- **Your tasks**:
**A.** According to the sunflower thread, why does planting on the north side of a wall or fence help the plants grow taller, and what limit does it place on that advice? Answer in one to three sentences.
**B.** For each statement, decide whether it agrees with the sunflower thread, and quote the deciding words: (i) the 'Russian Giant' variety can reach ten feet or more; (ii) Andy Thurston's sunflower from last year grew to about six feet; (iii) Andy Thurston's youngest daughter brought the plant home from nursery.
**C.** Retype the stretch of the sunflower thread from "Some of it's" through "end up weedy.".

- **Text extract**:

- - -

# Anybody got one of these



## Andy Thurston (26 May 2014)

I've just repotted this and was wondering if anyone else has one?


----------



## tam (26 May 2014)

I'm going to guess sunflower?


----------



## Andy Thurston (26 May 2014)

Your right has anyone got one?


----------



## tam (26 May 2014)

I don't yet, but you've just reminded me I've got some seeds in a drawer somewhere so give it a week or so...


----------



## Andy Thurston (26 May 2014)

I started mine a bit later last year and it only grew to about 3 feet tall. Does anyone know how to make them grow really tall? Well at least 6 foot 
This year my youngest daughter, 18months, brought it home from nursery so i've been watering it with water from my ei dosed high tech


----------



## Greenfinger2 (26 May 2014)

Hi Big Clown, Well rotted Horse manure and lots of itIt will grow better& taller. Planted in the ground in full sun


----------



## tam (26 May 2014)

Some of it's down to the variety - 'Russian Giant' is one of the big ones (10' +)  but others only grow 3-6' naturally. Sorry to be the barer of bad news but that doesn't look like it's going to be a whopper - it's really skinny - they should be stocky enough to support themselves at that height. Not to late to start more now though. They do best in the ground, with manure dug in first. I've heard planting them on the north side of a wall/fence helps height wise as they grow up looking for the light. Not too shady though or they end up weedy.


----------



## Andy Thurston (26 May 2014)

Cheers Roy
I cant plant it in the ground unless i take it to grandma's but theres plenty stables round here [DOUBLEPOST=1401116365][/DOUBLEPOST]& tam


----------



## three-fingers (26 May 2014)

I've got some too this year, in the ground for the first time. I started one off inside early and planted out to see if it does better or not, and have another 5-6 seeds that have sprouted from the ground.

- - -

- **Provided information**:
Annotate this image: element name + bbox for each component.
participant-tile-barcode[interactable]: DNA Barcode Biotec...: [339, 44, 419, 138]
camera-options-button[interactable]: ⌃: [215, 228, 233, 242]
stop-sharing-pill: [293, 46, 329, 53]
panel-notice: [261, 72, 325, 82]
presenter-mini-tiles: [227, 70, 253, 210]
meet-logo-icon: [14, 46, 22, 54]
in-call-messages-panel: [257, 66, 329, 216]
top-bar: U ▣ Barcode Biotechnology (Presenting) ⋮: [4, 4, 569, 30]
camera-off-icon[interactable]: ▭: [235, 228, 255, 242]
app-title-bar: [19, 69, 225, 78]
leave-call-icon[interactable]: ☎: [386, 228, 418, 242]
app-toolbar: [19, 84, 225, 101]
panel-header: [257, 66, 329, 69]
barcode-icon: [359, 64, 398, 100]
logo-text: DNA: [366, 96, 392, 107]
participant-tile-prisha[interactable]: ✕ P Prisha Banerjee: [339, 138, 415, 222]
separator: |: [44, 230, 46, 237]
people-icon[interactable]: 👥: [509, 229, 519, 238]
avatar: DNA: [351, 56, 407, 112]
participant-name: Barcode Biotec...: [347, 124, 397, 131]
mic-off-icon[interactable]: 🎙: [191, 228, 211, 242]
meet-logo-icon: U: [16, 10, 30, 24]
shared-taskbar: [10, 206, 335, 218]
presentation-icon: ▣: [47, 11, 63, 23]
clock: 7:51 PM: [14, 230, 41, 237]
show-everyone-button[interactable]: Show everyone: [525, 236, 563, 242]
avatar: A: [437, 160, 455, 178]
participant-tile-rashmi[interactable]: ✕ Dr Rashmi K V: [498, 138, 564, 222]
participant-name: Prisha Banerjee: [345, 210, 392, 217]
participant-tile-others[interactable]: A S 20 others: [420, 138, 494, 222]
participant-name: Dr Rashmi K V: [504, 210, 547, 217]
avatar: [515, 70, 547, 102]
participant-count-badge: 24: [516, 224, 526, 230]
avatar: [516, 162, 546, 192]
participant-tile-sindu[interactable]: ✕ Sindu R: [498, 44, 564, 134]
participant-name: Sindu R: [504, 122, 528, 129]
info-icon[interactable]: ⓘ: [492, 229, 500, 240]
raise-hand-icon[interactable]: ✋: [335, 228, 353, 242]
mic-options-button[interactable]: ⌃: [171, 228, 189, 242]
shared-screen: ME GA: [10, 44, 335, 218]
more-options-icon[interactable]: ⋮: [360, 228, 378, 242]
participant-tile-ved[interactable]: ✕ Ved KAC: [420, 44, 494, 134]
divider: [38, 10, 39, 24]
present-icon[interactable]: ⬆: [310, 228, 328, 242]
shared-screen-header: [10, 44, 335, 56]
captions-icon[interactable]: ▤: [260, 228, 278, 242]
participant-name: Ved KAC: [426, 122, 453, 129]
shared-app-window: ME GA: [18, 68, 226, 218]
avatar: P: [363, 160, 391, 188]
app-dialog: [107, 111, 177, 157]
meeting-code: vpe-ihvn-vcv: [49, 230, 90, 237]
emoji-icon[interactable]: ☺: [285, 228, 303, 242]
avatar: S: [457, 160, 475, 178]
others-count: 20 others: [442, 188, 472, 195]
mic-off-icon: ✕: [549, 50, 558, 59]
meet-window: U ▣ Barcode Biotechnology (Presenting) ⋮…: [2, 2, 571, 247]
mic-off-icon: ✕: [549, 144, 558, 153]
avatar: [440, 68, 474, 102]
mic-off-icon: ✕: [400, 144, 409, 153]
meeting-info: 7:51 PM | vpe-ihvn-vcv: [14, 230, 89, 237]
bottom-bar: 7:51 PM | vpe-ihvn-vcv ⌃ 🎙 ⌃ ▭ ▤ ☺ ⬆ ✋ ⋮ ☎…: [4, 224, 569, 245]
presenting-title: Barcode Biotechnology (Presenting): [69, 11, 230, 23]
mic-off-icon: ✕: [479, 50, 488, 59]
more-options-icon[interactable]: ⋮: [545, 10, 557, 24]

- - -

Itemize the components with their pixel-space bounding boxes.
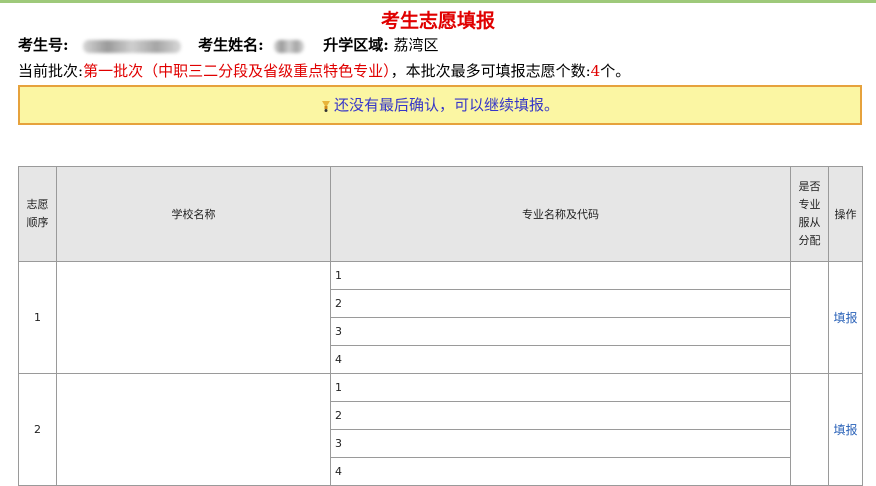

- - -

- **Task results**:
**A.** Sunflowers planted on the north side of a wall or fence grow taller because they grow up looking for the light. The spot should not be too shady, though, or they end up weedy.

**B.**
(i) Yes: "'Russian Giant' is one of the big ones (10' +)"
(ii) No: "it only grew to about 3 feet tall"
(iii) Yes: "my youngest daughter, 18months, brought it home from nursery"

**C.**
Some of it's down to the variety - 'Russian Giant' is one of the big ones (10' +)  but others only grow 3-6' naturally. Sorry to be the barer of bad news but that doesn't look like it's going to be a whopper - it's really skinny - they should be stocky enough to support themselves at that height. Not to late to start more now though. They do best in the ground, with manure dug in first. I've heard planting them on the north side of a wall/fence helps height wise as they grow up looking for the light. Not too shady though or they end up weedy.